-------- Source records
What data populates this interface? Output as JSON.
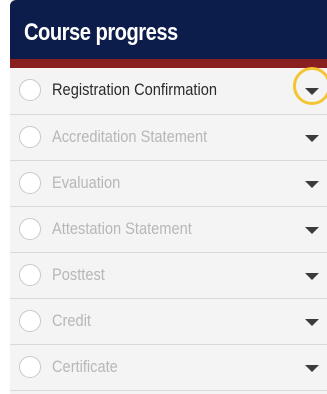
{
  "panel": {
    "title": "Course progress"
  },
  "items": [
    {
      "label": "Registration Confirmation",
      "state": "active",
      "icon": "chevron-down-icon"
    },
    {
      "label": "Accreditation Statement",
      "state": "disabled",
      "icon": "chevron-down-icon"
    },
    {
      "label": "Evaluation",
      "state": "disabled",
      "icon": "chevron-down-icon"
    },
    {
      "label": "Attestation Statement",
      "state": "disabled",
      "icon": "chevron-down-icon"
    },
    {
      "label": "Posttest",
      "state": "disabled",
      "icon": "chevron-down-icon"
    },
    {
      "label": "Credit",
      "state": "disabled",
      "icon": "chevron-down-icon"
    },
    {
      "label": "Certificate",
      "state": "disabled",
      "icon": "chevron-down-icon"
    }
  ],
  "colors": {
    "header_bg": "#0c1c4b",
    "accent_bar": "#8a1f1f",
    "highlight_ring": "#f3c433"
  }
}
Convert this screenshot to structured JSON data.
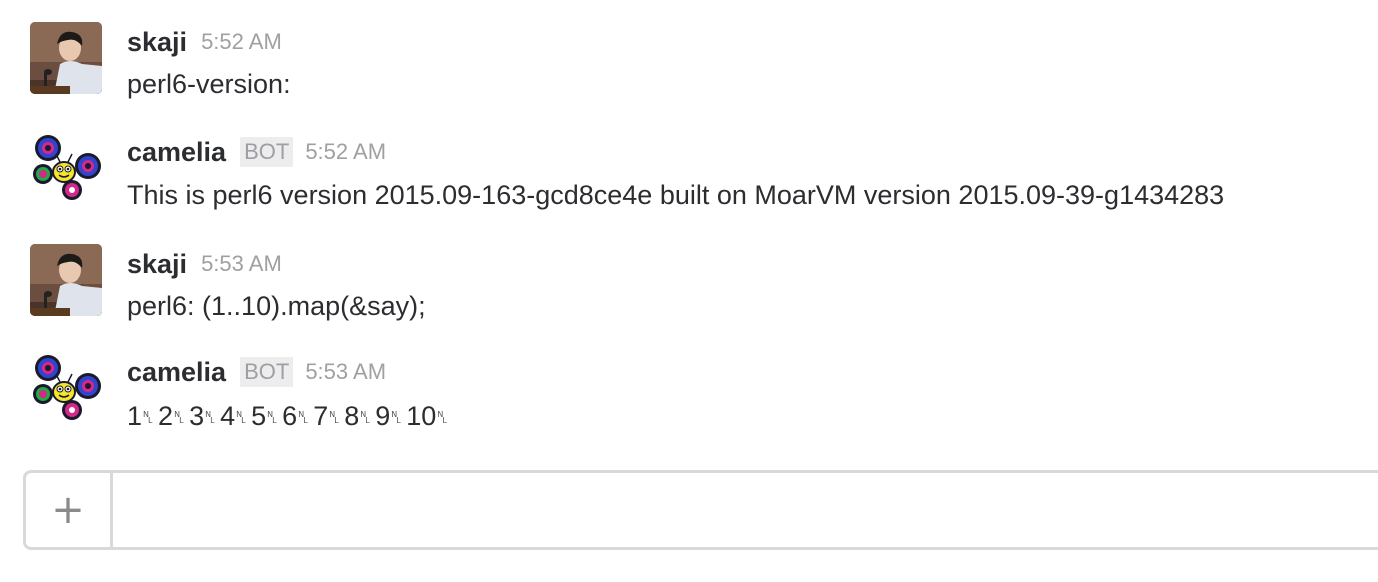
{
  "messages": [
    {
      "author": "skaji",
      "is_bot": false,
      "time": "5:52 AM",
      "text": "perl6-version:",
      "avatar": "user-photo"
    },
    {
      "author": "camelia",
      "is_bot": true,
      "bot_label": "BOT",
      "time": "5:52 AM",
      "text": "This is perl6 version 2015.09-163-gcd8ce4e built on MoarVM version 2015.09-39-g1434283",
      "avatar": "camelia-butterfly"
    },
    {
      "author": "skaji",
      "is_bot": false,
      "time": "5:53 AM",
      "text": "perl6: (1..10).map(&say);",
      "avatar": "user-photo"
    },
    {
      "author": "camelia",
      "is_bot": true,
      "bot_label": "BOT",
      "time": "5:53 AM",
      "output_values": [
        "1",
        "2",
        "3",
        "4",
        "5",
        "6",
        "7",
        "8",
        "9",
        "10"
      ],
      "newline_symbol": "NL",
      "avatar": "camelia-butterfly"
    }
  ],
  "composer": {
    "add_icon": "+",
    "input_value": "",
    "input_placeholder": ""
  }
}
----------------
Go through the material line by line. Show each line that contains the string "data".

Solution for this problem »
What data populates this interface? Output as JSON.
Convert this screenshot to structured JSON data.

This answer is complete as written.